__Work to be completed__.
Reproduce the whole listing, character for character.

** Start Record set **

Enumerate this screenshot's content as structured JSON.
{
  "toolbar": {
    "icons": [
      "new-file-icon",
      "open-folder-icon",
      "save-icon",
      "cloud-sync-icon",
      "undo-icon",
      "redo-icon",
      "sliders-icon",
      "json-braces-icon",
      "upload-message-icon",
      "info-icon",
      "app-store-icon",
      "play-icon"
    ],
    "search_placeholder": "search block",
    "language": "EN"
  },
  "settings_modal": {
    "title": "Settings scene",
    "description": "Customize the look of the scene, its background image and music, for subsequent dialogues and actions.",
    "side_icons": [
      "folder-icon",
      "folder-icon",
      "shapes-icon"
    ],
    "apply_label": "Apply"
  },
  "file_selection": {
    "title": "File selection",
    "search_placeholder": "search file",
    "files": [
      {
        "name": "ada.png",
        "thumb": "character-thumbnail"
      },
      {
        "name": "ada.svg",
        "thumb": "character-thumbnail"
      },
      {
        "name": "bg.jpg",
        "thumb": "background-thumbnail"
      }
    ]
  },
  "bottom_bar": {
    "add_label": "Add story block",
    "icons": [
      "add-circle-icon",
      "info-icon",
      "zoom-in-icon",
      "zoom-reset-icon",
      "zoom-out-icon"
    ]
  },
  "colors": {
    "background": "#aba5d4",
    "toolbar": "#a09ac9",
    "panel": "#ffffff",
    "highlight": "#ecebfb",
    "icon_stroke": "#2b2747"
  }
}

** End Record set **

__Solved problem__.
Enumerate this screenshot's content as structured JSON.
{
  "toolbar": {
    "icons": [
      "new-file-icon",
      "open-folder-icon",
      "save-icon",
      "cloud-sync-icon",
      "undo-icon",
      "redo-icon",
      "sliders-icon",
      "json-braces-icon",
      "upload-message-icon",
      "info-icon",
      "app-store-icon",
      "play-icon"
    ],
    "search_placeholder": "search block",
    "language": "EN"
  },
  "settings_modal": {
    "title": "Settings scene",
    "description": "Customize the look of the scene, its background image and music, for subsequent dialogues and actions.",
    "side_icons": [
      "folder-icon",
      "folder-icon",
      "shapes-icon"
    ],
    "apply_label": "Apply"
  },
  "file_selection": {
    "title": "File selection",
    "search_placeholder": "search file",
    "files": [
      {
        "name": "ada.png",
        "thumb": "character-thumbnail"
      },
      {
        "name": "ada.svg",
        "thumb": "character-thumbnail"
      },
      {
        "name": "bg.jpg",
        "thumb": "background-thumbnail"
      }
    ]
  },
  "bottom_bar": {
    "add_label": "Add story block",
    "icons": [
      "add-circle-icon",
      "info-icon",
      "zoom-in-icon",
      "zoom-reset-icon",
      "zoom-out-icon"
    ]
  },
  "colors": {
    "background": "#aba5d4",
    "toolbar": "#a09ac9",
    "panel": "#ffffff",
    "highlight": "#ecebfb",
    "icon_stroke": "#2b2747"
  }
}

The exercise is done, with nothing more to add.